Data listing:
□ □ □ □ □

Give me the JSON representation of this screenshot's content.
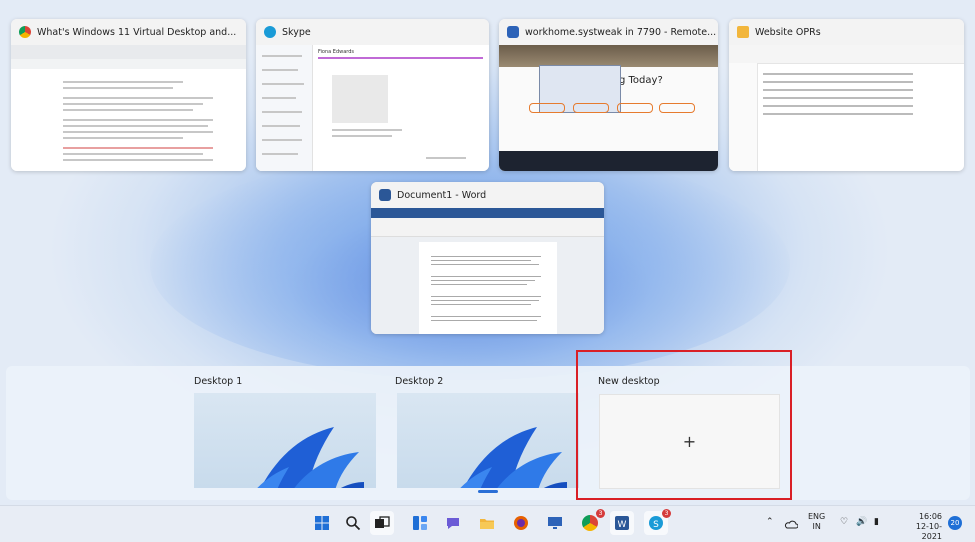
{
  "windows": [
    {
      "title": "What's Windows 11 Virtual Desktop and...",
      "icon": "chrome-icon"
    },
    {
      "title": "Skype",
      "icon": "skype-icon"
    },
    {
      "title": "workhome.systweak in 7790 - Remote...",
      "icon": "remote-desktop-icon"
    },
    {
      "title": "Website OPRs",
      "icon": "folder-icon"
    },
    {
      "title": "Document1 - Word",
      "icon": "word-icon"
    }
  ],
  "skype": {
    "contact": "Fiona Edwards"
  },
  "remote": {
    "heading": "g Today?"
  },
  "desktops": [
    {
      "label": "Desktop 1"
    },
    {
      "label": "Desktop 2"
    },
    {
      "label": "New desktop",
      "action": "+"
    }
  ],
  "taskbar": {
    "icons": [
      "start-icon",
      "search-icon",
      "task-view-icon",
      "widgets-icon",
      "chat-icon",
      "file-explorer-icon",
      "firefox-icon",
      "remote-desktop-icon",
      "chrome-icon",
      "word-icon",
      "skype-icon"
    ],
    "chrome_badge": "3",
    "skype_badge": "3"
  },
  "tray": {
    "lang_top": "ENG",
    "lang_bottom": "IN",
    "time": "16:06",
    "date": "12-10-2021",
    "notifications": "20"
  },
  "colors": {
    "accent": "#2a6fd6",
    "highlight": "#d91f26",
    "word": "#2b5797",
    "skype": "#1a9bd7",
    "folder": "#f2b63c"
  }
}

□ □ □ □ □

● The problem: Report only how many lines in the records contain the word "title".

● Reply to the exercise: 5